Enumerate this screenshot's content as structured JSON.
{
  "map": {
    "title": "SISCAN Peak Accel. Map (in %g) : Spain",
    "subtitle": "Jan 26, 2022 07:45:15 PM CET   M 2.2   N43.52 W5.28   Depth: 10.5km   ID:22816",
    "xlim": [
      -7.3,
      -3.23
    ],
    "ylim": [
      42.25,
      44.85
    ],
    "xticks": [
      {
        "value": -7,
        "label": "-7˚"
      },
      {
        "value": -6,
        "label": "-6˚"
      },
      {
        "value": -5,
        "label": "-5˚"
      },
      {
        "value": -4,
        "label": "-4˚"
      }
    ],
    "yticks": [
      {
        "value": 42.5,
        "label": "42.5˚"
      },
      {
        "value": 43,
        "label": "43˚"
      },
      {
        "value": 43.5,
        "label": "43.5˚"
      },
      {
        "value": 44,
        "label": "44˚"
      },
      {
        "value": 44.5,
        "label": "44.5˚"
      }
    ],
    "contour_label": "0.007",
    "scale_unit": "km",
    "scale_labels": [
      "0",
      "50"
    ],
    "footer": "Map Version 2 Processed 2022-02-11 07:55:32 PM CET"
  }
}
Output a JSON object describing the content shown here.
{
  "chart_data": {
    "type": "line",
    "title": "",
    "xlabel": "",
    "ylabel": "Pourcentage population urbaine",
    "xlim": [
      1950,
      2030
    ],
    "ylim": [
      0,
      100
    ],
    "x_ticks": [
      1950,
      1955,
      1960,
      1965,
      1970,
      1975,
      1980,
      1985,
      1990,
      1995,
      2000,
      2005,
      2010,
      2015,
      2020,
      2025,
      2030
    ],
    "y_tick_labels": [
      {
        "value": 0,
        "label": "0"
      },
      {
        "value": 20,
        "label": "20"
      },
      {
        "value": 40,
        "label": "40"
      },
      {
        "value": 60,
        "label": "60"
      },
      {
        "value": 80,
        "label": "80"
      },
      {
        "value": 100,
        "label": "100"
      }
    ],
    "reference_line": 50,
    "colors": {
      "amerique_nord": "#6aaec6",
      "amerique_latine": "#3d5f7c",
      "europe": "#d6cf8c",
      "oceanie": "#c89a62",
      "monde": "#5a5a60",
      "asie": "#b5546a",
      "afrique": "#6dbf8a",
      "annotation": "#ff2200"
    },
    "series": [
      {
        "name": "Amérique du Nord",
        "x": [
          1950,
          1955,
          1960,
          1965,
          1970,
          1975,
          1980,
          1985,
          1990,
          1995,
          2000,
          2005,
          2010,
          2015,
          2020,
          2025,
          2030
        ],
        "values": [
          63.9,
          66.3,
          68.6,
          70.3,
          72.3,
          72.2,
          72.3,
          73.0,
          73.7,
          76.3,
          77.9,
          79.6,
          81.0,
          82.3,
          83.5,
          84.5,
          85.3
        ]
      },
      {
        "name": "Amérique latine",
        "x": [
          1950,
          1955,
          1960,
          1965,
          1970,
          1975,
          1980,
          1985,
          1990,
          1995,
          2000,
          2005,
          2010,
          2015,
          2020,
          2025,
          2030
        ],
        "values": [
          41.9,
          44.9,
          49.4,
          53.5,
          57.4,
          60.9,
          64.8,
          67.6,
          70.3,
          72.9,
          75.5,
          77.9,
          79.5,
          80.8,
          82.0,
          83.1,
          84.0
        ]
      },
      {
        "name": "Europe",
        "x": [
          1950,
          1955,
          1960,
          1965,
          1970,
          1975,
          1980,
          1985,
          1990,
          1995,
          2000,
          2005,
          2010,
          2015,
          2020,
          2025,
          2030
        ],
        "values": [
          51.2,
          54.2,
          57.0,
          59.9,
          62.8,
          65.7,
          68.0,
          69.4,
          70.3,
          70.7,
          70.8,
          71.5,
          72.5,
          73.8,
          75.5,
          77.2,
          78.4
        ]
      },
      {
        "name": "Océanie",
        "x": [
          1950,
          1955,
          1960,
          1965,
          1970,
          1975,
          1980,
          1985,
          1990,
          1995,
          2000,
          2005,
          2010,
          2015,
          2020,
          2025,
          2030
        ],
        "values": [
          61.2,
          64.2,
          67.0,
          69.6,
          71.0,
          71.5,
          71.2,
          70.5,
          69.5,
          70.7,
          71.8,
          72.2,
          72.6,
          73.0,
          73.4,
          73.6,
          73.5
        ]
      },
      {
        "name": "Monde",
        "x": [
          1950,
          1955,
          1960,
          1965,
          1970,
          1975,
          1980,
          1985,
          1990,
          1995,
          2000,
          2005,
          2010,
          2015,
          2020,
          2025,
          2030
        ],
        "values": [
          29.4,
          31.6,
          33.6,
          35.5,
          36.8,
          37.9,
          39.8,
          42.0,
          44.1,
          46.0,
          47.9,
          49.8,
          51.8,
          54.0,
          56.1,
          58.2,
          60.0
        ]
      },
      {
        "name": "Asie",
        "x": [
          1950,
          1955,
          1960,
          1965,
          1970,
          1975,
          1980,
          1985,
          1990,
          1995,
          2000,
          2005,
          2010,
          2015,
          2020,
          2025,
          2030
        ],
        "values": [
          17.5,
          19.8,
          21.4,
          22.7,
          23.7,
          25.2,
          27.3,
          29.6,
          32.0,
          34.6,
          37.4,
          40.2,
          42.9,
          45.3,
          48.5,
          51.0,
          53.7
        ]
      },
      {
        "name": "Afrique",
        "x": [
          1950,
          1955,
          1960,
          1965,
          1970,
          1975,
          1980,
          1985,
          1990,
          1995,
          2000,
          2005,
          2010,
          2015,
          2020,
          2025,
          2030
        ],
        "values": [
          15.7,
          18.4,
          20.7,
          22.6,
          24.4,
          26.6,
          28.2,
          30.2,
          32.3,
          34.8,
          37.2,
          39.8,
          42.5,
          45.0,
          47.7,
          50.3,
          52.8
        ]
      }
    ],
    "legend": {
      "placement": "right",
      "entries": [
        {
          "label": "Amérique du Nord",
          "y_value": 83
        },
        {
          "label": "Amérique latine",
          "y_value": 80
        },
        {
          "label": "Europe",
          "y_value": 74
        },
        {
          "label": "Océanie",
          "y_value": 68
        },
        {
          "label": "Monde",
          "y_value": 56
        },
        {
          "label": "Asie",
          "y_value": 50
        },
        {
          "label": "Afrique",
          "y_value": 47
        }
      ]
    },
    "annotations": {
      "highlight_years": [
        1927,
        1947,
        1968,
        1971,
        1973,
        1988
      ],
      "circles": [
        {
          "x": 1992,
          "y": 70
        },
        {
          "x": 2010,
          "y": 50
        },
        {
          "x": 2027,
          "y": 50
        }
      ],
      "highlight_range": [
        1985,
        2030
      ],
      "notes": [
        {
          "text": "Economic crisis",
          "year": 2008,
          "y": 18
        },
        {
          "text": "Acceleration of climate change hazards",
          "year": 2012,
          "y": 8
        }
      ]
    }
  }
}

> Problem statement: Take the material above and return all of it exactly.

> Output for this task:
Enumerate this screenshot's content as structured JSON.
{
  "map": {
    "title": "SISCAN Peak Accel. Map (in %g) : Spain",
    "subtitle": "Jan 26, 2022 07:45:15 PM CET   M 2.2   N43.52 W5.28   Depth: 10.5km   ID:22816",
    "xlim": [
      -7.3,
      -3.23
    ],
    "ylim": [
      42.25,
      44.85
    ],
    "xticks": [
      {
        "value": -7,
        "label": "-7˚"
      },
      {
        "value": -6,
        "label": "-6˚"
      },
      {
        "value": -5,
        "label": "-5˚"
      },
      {
        "value": -4,
        "label": "-4˚"
      }
    ],
    "yticks": [
      {
        "value": 42.5,
        "label": "42.5˚"
      },
      {
        "value": 43,
        "label": "43˚"
      },
      {
        "value": 43.5,
        "label": "43.5˚"
      },
      {
        "value": 44,
        "label": "44˚"
      },
      {
        "value": 44.5,
        "label": "44.5˚"
      }
    ],
    "contour_label": "0.007",
    "scale_unit": "km",
    "scale_labels": [
      "0",
      "50"
    ],
    "footer": "Map Version 2 Processed 2022-02-11 07:55:32 PM CET"
  }
}
Output a JSON object describing the content shown here.
{
  "chart_data": {
    "type": "line",
    "title": "",
    "xlabel": "",
    "ylabel": "Pourcentage population urbaine",
    "xlim": [
      1950,
      2030
    ],
    "ylim": [
      0,
      100
    ],
    "x_ticks": [
      1950,
      1955,
      1960,
      1965,
      1970,
      1975,
      1980,
      1985,
      1990,
      1995,
      2000,
      2005,
      2010,
      2015,
      2020,
      2025,
      2030
    ],
    "y_tick_labels": [
      {
        "value": 0,
        "label": "0"
      },
      {
        "value": 20,
        "label": "20"
      },
      {
        "value": 40,
        "label": "40"
      },
      {
        "value": 60,
        "label": "60"
      },
      {
        "value": 80,
        "label": "80"
      },
      {
        "value": 100,
        "label": "100"
      }
    ],
    "reference_line": 50,
    "colors": {
      "amerique_nord": "#6aaec6",
      "amerique_latine": "#3d5f7c",
      "europe": "#d6cf8c",
      "oceanie": "#c89a62",
      "monde": "#5a5a60",
      "asie": "#b5546a",
      "afrique": "#6dbf8a",
      "annotation": "#ff2200"
    },
    "series": [
      {
        "name": "Amérique du Nord",
        "x": [
          1950,
          1955,
          1960,
          1965,
          1970,
          1975,
          1980,
          1985,
          1990,
          1995,
          2000,
          2005,
          2010,
          2015,
          2020,
          2025,
          2030
        ],
        "values": [
          63.9,
          66.3,
          68.6,
          70.3,
          72.3,
          72.2,
          72.3,
          73.0,
          73.7,
          76.3,
          77.9,
          79.6,
          81.0,
          82.3,
          83.5,
          84.5,
          85.3
        ]
      },
      {
        "name": "Amérique latine",
        "x": [
          1950,
          1955,
          1960,
          1965,
          1970,
          1975,
          1980,
          1985,
          1990,
          1995,
          2000,
          2005,
          2010,
          2015,
          2020,
          2025,
          2030
        ],
        "values": [
          41.9,
          44.9,
          49.4,
          53.5,
          57.4,
          60.9,
          64.8,
          67.6,
          70.3,
          72.9,
          75.5,
          77.9,
          79.5,
          80.8,
          82.0,
          83.1,
          84.0
        ]
      },
      {
        "name": "Europe",
        "x": [
          1950,
          1955,
          1960,
          1965,
          1970,
          1975,
          1980,
          1985,
          1990,
          1995,
          2000,
          2005,
          2010,
          2015,
          2020,
          2025,
          2030
        ],
        "values": [
          51.2,
          54.2,
          57.0,
          59.9,
          62.8,
          65.7,
          68.0,
          69.4,
          70.3,
          70.7,
          70.8,
          71.5,
          72.5,
          73.8,
          75.5,
          77.2,
          78.4
        ]
      },
      {
        "name": "Océanie",
        "x": [
          1950,
          1955,
          1960,
          1965,
          1970,
          1975,
          1980,
          1985,
          1990,
          1995,
          2000,
          2005,
          2010,
          2015,
          2020,
          2025,
          2030
        ],
        "values": [
          61.2,
          64.2,
          67.0,
          69.6,
          71.0,
          71.5,
          71.2,
          70.5,
          69.5,
          70.7,
          71.8,
          72.2,
          72.6,
          73.0,
          73.4,
          73.6,
          73.5
        ]
      },
      {
        "name": "Monde",
        "x": [
          1950,
          1955,
          1960,
          1965,
          1970,
          1975,
          1980,
          1985,
          1990,
          1995,
          2000,
          2005,
          2010,
          2015,
          2020,
          2025,
          2030
        ],
        "values": [
          29.4,
          31.6,
          33.6,
          35.5,
          36.8,
          37.9,
          39.8,
          42.0,
          44.1,
          46.0,
          47.9,
          49.8,
          51.8,
          54.0,
          56.1,
          58.2,
          60.0
        ]
      },
      {
        "name": "Asie",
        "x": [
          1950,
          1955,
          1960,
          1965,
          1970,
          1975,
          1980,
          1985,
          1990,
          1995,
          2000,
          2005,
          2010,
          2015,
          2020,
          2025,
          2030
        ],
        "values": [
          17.5,
          19.8,
          21.4,
          22.7,
          23.7,
          25.2,
          27.3,
          29.6,
          32.0,
          34.6,
          37.4,
          40.2,
          42.9,
          45.3,
          48.5,
          51.0,
          53.7
        ]
      },
      {
        "name": "Afrique",
        "x": [
          1950,
          1955,
          1960,
          1965,
          1970,
          1975,
          1980,
          1985,
          1990,
          1995,
          2000,
          2005,
          2010,
          2015,
          2020,
          2025,
          2030
        ],
        "values": [
          15.7,
          18.4,
          20.7,
          22.6,
          24.4,
          26.6,
          28.2,
          30.2,
          32.3,
          34.8,
          37.2,
          39.8,
          42.5,
          45.0,
          47.7,
          50.3,
          52.8
        ]
      }
    ],
    "legend": {
      "placement": "right",
      "entries": [
        {
          "label": "Amérique du Nord",
          "y_value": 83
        },
        {
          "label": "Amérique latine",
          "y_value": 80
        },
        {
          "label": "Europe",
          "y_value": 74
        },
        {
          "label": "Océanie",
          "y_value": 68
        },
        {
          "label": "Monde",
          "y_value": 56
        },
        {
          "label": "Asie",
          "y_value": 50
        },
        {
          "label": "Afrique",
          "y_value": 47
        }
      ]
    },
    "annotations": {
      "highlight_years": [
        1927,
        1947,
        1968,
        1971,
        1973,
        1988
      ],
      "circles": [
        {
          "x": 1992,
          "y": 70
        },
        {
          "x": 2010,
          "y": 50
        },
        {
          "x": 2027,
          "y": 50
        }
      ],
      "highlight_range": [
        1985,
        2030
      ],
      "notes": [
        {
          "text": "Economic crisis",
          "year": 2008,
          "y": 18
        },
        {
          "text": "Acceleration of climate change hazards",
          "year": 2012,
          "y": 8
        }
      ]
    }
  }
}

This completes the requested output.